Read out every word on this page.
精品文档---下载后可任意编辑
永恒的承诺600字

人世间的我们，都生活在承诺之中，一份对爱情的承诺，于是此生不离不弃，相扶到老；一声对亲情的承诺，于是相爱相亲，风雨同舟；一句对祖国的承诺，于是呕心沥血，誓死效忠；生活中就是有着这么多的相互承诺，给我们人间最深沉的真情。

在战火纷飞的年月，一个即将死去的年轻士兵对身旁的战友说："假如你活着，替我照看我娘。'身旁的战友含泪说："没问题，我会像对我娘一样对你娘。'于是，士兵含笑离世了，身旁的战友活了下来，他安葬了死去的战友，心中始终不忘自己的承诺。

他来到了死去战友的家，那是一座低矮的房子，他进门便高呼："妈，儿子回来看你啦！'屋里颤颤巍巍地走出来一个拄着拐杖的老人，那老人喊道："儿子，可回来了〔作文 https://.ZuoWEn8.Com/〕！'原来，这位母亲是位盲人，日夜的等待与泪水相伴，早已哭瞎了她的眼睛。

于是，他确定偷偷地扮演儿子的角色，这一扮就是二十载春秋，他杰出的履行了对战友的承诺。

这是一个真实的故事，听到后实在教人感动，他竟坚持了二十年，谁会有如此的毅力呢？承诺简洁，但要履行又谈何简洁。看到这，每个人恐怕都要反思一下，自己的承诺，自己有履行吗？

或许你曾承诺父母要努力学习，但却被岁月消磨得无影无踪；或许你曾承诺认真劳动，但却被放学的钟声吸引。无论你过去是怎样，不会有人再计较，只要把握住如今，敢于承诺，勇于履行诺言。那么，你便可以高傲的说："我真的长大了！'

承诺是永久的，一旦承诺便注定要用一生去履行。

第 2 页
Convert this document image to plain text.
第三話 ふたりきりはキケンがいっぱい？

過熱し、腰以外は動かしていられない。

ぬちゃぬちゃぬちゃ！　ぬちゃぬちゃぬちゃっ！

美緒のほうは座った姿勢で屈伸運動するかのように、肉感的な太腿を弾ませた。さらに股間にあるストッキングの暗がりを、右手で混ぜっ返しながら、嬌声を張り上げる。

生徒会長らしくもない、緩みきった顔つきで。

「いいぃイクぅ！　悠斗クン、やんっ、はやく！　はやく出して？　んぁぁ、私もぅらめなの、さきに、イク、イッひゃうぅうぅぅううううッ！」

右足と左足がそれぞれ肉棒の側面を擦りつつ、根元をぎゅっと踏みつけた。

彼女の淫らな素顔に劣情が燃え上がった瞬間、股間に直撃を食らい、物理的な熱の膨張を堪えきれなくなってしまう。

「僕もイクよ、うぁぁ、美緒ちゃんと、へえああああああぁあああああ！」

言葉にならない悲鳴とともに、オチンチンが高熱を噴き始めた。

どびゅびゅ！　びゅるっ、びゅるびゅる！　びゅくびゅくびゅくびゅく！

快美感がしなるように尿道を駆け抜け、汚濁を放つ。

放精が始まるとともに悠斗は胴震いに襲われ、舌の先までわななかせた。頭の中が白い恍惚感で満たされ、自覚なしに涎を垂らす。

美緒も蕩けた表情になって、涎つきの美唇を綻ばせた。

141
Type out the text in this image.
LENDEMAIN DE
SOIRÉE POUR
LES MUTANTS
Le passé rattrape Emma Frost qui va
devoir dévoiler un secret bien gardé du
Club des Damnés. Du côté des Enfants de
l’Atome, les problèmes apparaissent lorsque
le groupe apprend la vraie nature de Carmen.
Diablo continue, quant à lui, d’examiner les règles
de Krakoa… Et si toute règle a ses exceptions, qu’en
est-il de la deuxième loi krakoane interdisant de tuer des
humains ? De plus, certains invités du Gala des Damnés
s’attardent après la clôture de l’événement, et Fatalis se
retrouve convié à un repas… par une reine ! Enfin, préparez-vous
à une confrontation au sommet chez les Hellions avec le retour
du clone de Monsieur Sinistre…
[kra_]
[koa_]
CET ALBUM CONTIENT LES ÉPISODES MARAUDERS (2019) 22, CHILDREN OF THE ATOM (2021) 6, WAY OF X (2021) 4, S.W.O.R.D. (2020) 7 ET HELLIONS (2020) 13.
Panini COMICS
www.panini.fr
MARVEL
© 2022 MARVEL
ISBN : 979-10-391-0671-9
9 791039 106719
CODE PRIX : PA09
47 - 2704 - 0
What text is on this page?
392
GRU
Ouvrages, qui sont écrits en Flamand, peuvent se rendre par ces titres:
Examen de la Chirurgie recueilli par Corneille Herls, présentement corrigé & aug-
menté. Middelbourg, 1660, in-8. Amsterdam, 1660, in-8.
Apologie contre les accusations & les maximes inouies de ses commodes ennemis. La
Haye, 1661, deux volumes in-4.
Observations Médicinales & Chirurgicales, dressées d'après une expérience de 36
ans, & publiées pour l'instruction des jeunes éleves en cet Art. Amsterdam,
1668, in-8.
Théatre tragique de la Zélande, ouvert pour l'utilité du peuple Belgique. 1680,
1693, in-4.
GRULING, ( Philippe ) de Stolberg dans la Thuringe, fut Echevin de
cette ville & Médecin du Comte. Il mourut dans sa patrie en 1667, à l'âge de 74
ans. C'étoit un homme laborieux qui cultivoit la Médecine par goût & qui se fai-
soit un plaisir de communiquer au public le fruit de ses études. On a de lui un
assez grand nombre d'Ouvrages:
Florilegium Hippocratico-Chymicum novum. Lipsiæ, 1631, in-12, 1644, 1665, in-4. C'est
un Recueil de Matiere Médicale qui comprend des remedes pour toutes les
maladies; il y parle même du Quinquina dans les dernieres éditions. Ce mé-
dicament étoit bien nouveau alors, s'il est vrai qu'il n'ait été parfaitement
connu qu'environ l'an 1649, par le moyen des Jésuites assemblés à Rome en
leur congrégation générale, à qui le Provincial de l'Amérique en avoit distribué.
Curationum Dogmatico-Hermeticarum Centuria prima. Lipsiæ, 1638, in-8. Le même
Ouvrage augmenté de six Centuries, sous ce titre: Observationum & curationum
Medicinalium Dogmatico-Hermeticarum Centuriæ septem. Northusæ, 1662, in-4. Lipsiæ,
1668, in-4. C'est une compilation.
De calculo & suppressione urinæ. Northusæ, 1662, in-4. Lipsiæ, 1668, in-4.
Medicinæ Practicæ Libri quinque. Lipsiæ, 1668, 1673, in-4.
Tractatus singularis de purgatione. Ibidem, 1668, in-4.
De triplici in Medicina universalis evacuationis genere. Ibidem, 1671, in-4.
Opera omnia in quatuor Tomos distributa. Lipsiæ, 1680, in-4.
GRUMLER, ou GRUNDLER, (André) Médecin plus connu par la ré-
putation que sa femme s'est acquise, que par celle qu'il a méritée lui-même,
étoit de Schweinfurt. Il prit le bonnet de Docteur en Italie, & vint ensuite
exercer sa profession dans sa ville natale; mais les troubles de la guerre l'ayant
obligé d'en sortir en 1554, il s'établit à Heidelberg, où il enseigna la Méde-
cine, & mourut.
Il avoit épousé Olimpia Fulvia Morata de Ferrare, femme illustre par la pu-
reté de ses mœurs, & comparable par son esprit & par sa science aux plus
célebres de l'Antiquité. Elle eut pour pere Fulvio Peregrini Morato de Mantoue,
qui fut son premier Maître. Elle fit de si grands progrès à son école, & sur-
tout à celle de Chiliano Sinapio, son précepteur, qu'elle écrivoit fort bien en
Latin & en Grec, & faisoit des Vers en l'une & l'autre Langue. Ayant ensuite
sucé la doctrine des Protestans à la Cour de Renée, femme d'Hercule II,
◇ ◇ ◇
Short task | Gather all the lines that include the word "Lipsiæ" and copy them out.

Result of the exercise |
Florilegium Hippocratico-Chymicum novum. Lipsiæ, 1631, in-12, 1644, 1665, in-4. C'est
Curationum Dogmatico-Hermeticarum Centuria prima. Lipsiæ, 1638, in-8. Le même
Medicinalium Dogmatico-Hermeticarum Centuriæ septem. Northusæ, 1662, in-4. Lipsiæ,
De calculo & suppressione urinæ. Northusæ, 1662, in-4. Lipsiæ, 1668, in-4.
Medicinæ Practicæ Libri quinque. Lipsiæ, 1668, 1673, in-4.
Opera omnia in quatuor Tomos distributa. Lipsiæ, 1680, in-4.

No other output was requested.